• _Directions_
Each of the entries should be retyped precisely as it appears.

(A run of records)
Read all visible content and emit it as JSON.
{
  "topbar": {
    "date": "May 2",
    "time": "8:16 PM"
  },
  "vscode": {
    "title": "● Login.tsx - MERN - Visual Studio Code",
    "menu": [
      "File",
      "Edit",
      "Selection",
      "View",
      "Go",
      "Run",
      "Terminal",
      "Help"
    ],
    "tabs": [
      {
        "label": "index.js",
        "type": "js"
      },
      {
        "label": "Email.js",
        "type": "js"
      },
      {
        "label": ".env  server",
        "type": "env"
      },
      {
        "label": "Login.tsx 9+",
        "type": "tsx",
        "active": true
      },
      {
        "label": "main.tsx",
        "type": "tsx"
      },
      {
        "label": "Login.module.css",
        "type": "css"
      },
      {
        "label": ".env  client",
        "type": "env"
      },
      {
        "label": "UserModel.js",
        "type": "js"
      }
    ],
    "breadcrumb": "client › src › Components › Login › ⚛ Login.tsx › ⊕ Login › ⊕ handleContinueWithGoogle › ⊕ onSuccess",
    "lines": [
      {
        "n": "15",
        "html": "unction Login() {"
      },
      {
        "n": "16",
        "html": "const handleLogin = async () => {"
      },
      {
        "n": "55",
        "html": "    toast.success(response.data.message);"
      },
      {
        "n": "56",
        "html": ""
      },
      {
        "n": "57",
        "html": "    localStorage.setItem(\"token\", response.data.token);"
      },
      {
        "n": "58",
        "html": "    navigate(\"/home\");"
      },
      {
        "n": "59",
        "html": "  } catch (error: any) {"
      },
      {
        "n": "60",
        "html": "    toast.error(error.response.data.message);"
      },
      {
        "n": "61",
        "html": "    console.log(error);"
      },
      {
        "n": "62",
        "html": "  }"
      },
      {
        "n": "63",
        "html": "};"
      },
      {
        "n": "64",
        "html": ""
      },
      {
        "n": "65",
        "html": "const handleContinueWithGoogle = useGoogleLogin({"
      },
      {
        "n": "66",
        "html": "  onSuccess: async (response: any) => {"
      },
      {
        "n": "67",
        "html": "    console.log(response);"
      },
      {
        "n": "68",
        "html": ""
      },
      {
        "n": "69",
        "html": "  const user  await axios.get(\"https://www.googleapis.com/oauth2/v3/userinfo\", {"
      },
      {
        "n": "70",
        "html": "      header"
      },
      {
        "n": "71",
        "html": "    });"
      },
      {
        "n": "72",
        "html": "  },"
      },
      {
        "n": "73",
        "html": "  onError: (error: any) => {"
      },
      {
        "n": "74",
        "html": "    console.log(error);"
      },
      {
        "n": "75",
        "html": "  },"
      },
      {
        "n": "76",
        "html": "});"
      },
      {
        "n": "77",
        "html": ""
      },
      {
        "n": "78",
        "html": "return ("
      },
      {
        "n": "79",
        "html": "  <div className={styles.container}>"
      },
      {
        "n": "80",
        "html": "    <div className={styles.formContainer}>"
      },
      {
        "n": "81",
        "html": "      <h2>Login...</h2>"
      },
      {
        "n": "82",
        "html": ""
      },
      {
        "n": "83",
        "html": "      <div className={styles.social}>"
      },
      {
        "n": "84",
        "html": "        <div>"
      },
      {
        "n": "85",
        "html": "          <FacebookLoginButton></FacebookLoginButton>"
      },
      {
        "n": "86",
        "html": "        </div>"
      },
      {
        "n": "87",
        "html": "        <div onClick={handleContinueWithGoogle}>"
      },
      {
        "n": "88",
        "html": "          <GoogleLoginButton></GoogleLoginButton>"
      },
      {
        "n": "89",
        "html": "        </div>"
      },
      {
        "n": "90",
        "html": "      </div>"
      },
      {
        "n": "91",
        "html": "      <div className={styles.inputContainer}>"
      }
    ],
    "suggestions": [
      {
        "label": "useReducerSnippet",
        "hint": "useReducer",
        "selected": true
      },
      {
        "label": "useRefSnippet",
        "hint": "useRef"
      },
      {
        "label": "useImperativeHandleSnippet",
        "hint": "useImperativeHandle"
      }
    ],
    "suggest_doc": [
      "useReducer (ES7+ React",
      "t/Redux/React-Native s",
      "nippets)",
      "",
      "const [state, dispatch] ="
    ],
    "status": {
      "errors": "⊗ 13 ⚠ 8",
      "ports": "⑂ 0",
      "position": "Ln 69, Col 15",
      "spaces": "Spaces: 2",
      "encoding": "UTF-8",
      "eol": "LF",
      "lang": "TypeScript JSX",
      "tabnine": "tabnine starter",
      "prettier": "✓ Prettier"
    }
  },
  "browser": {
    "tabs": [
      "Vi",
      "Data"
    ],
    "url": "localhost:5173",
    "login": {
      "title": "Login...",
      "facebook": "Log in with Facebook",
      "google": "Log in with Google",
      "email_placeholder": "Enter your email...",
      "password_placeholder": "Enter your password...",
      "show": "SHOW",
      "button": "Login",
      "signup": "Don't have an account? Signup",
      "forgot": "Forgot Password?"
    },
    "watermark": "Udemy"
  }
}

• _Complete output_
Read all visible content and emit it as JSON.
{
  "topbar": {
    "date": "May 2",
    "time": "8:16 PM"
  },
  "vscode": {
    "title": "● Login.tsx - MERN - Visual Studio Code",
    "menu": [
      "File",
      "Edit",
      "Selection",
      "View",
      "Go",
      "Run",
      "Terminal",
      "Help"
    ],
    "tabs": [
      {
        "label": "index.js",
        "type": "js"
      },
      {
        "label": "Email.js",
        "type": "js"
      },
      {
        "label": ".env  server",
        "type": "env"
      },
      {
        "label": "Login.tsx 9+",
        "type": "tsx",
        "active": true
      },
      {
        "label": "main.tsx",
        "type": "tsx"
      },
      {
        "label": "Login.module.css",
        "type": "css"
      },
      {
        "label": ".env  client",
        "type": "env"
      },
      {
        "label": "UserModel.js",
        "type": "js"
      }
    ],
    "breadcrumb": "client › src › Components › Login › ⚛ Login.tsx › ⊕ Login › ⊕ handleContinueWithGoogle › ⊕ onSuccess",
    "lines": [
      {
        "n": "15",
        "html": "unction Login() {"
      },
      {
        "n": "16",
        "html": "const handleLogin = async () => {"
      },
      {
        "n": "55",
        "html": "    toast.success(response.data.message);"
      },
      {
        "n": "56",
        "html": ""
      },
      {
        "n": "57",
        "html": "    localStorage.setItem(\"token\", response.data.token);"
      },
      {
        "n": "58",
        "html": "    navigate(\"/home\");"
      },
      {
        "n": "59",
        "html": "  } catch (error: any) {"
      },
      {
        "n": "60",
        "html": "    toast.error(error.response.data.message);"
      },
      {
        "n": "61",
        "html": "    console.log(error);"
      },
      {
        "n": "62",
        "html": "  }"
      },
      {
        "n": "63",
        "html": "};"
      },
      {
        "n": "64",
        "html": ""
      },
      {
        "n": "65",
        "html": "const handleContinueWithGoogle = useGoogleLogin({"
      },
      {
        "n": "66",
        "html": "  onSuccess: async (response: any) => {"
      },
      {
        "n": "67",
        "html": "    console.log(response);"
      },
      {
        "n": "68",
        "html": ""
      },
      {
        "n": "69",
        "html": "  const user  await axios.get(\"https://www.googleapis.com/oauth2/v3/userinfo\", {"
      },
      {
        "n": "70",
        "html": "      header"
      },
      {
        "n": "71",
        "html": "    });"
      },
      {
        "n": "72",
        "html": "  },"
      },
      {
        "n": "73",
        "html": "  onError: (error: any) => {"
      },
      {
        "n": "74",
        "html": "    console.log(error);"
      },
      {
        "n": "75",
        "html": "  },"
      },
      {
        "n": "76",
        "html": "});"
      },
      {
        "n": "77",
        "html": ""
      },
      {
        "n": "78",
        "html": "return ("
      },
      {
        "n": "79",
        "html": "  <div className={styles.container}>"
      },
      {
        "n": "80",
        "html": "    <div className={styles.formContainer}>"
      },
      {
        "n": "81",
        "html": "      <h2>Login...</h2>"
      },
      {
        "n": "82",
        "html": ""
      },
      {
        "n": "83",
        "html": "      <div className={styles.social}>"
      },
      {
        "n": "84",
        "html": "        <div>"
      },
      {
        "n": "85",
        "html": "          <FacebookLoginButton></FacebookLoginButton>"
      },
      {
        "n": "86",
        "html": "        </div>"
      },
      {
        "n": "87",
        "html": "        <div onClick={handleContinueWithGoogle}>"
      },
      {
        "n": "88",
        "html": "          <GoogleLoginButton></GoogleLoginButton>"
      },
      {
        "n": "89",
        "html": "        </div>"
      },
      {
        "n": "90",
        "html": "      </div>"
      },
      {
        "n": "91",
        "html": "      <div className={styles.inputContainer}>"
      }
    ],
    "suggestions": [
      {
        "label": "useReducerSnippet",
        "hint": "useReducer",
        "selected": true
      },
      {
        "label": "useRefSnippet",
        "hint": "useRef"
      },
      {
        "label": "useImperativeHandleSnippet",
        "hint": "useImperativeHandle"
      }
    ],
    "suggest_doc": [
      "useReducer (ES7+ React",
      "t/Redux/React-Native s",
      "nippets)",
      "",
      "const [state, dispatch] ="
    ],
    "status": {
      "errors": "⊗ 13 ⚠ 8",
      "ports": "⑂ 0",
      "position": "Ln 69, Col 15",
      "spaces": "Spaces: 2",
      "encoding": "UTF-8",
      "eol": "LF",
      "lang": "TypeScript JSX",
      "tabnine": "tabnine starter",
      "prettier": "✓ Prettier"
    }
  },
  "browser": {
    "tabs": [
      "Vi",
      "Data"
    ],
    "url": "localhost:5173",
    "login": {
      "title": "Login...",
      "facebook": "Log in with Facebook",
      "google": "Log in with Google",
      "email_placeholder": "Enter your email...",
      "password_placeholder": "Enter your password...",
      "show": "SHOW",
      "button": "Login",
      "signup": "Don't have an account? Signup",
      "forgot": "Forgot Password?"
    },
    "watermark": "Udemy"
  }
}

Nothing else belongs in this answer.